>>>

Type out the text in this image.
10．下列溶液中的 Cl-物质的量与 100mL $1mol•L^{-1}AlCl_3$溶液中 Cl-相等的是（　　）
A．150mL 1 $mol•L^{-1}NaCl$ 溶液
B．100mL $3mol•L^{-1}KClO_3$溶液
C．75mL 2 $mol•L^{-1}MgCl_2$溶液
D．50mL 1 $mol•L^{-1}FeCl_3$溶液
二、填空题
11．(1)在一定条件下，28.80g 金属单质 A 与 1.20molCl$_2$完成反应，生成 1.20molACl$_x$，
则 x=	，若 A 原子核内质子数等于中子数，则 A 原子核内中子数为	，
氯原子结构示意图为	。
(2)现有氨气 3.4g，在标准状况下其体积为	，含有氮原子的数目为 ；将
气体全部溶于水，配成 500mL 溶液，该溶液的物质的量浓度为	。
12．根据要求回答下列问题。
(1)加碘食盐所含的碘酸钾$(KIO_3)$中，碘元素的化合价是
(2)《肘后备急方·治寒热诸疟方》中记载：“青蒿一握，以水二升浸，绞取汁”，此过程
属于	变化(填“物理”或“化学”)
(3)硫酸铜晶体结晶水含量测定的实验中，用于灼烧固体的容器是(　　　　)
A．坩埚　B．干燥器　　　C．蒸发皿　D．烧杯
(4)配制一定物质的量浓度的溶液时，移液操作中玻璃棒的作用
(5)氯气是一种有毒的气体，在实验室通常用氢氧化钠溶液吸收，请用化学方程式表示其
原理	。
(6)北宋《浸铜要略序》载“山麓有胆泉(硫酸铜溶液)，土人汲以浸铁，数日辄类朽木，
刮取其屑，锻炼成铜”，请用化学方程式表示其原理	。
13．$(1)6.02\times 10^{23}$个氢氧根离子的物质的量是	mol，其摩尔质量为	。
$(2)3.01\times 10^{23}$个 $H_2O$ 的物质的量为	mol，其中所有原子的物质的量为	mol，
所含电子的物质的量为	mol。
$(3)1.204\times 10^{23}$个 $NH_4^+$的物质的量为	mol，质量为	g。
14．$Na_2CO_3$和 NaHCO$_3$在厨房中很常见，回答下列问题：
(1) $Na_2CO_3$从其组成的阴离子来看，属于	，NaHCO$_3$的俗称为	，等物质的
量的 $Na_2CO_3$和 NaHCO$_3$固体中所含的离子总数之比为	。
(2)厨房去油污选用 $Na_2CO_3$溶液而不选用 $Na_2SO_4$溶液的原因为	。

<<<

Problem details:
Copy out the data shown above without altering anything.

Output for this task:
Type out the text in this image.
10．下列溶液中的 Cl-物质的量与 100mL $1mol•L^{-1}AlCl_3$溶液中 Cl-相等的是（　　）
A．150mL 1 $mol•L^{-1}NaCl$ 溶液
B．100mL $3mol•L^{-1}KClO_3$溶液
C．75mL 2 $mol•L^{-1}MgCl_2$溶液
D．50mL 1 $mol•L^{-1}FeCl_3$溶液
二、填空题
11．(1)在一定条件下，28.80g 金属单质 A 与 1.20molCl$_2$完成反应，生成 1.20molACl$_x$，
则 x=	，若 A 原子核内质子数等于中子数，则 A 原子核内中子数为	，
氯原子结构示意图为	。
(2)现有氨气 3.4g，在标准状况下其体积为	，含有氮原子的数目为 ；将
气体全部溶于水，配成 500mL 溶液，该溶液的物质的量浓度为	。
12．根据要求回答下列问题。
(1)加碘食盐所含的碘酸钾$(KIO_3)$中，碘元素的化合价是
(2)《肘后备急方·治寒热诸疟方》中记载：“青蒿一握，以水二升浸，绞取汁”，此过程
属于	变化(填“物理”或“化学”)
(3)硫酸铜晶体结晶水含量测定的实验中，用于灼烧固体的容器是(　　　　)
A．坩埚　B．干燥器　　　C．蒸发皿　D．烧杯
(4)配制一定物质的量浓度的溶液时，移液操作中玻璃棒的作用
(5)氯气是一种有毒的气体，在实验室通常用氢氧化钠溶液吸收，请用化学方程式表示其
原理	。
(6)北宋《浸铜要略序》载“山麓有胆泉(硫酸铜溶液)，土人汲以浸铁，数日辄类朽木，
刮取其屑，锻炼成铜”，请用化学方程式表示其原理	。
13．$(1)6.02\times 10^{23}$个氢氧根离子的物质的量是	mol，其摩尔质量为	。
$(2)3.01\times 10^{23}$个 $H_2O$ 的物质的量为	mol，其中所有原子的物质的量为	mol，
所含电子的物质的量为	mol。
$(3)1.204\times 10^{23}$个 $NH_4^+$的物质的量为	mol，质量为	g。
14．$Na_2CO_3$和 NaHCO$_3$在厨房中很常见，回答下列问题：
(1) $Na_2CO_3$从其组成的阴离子来看，属于	，NaHCO$_3$的俗称为	，等物质的
量的 $Na_2CO_3$和 NaHCO$_3$固体中所含的离子总数之比为	。
(2)厨房去油污选用 $Na_2CO_3$溶液而不选用 $Na_2SO_4$溶液的原因为	。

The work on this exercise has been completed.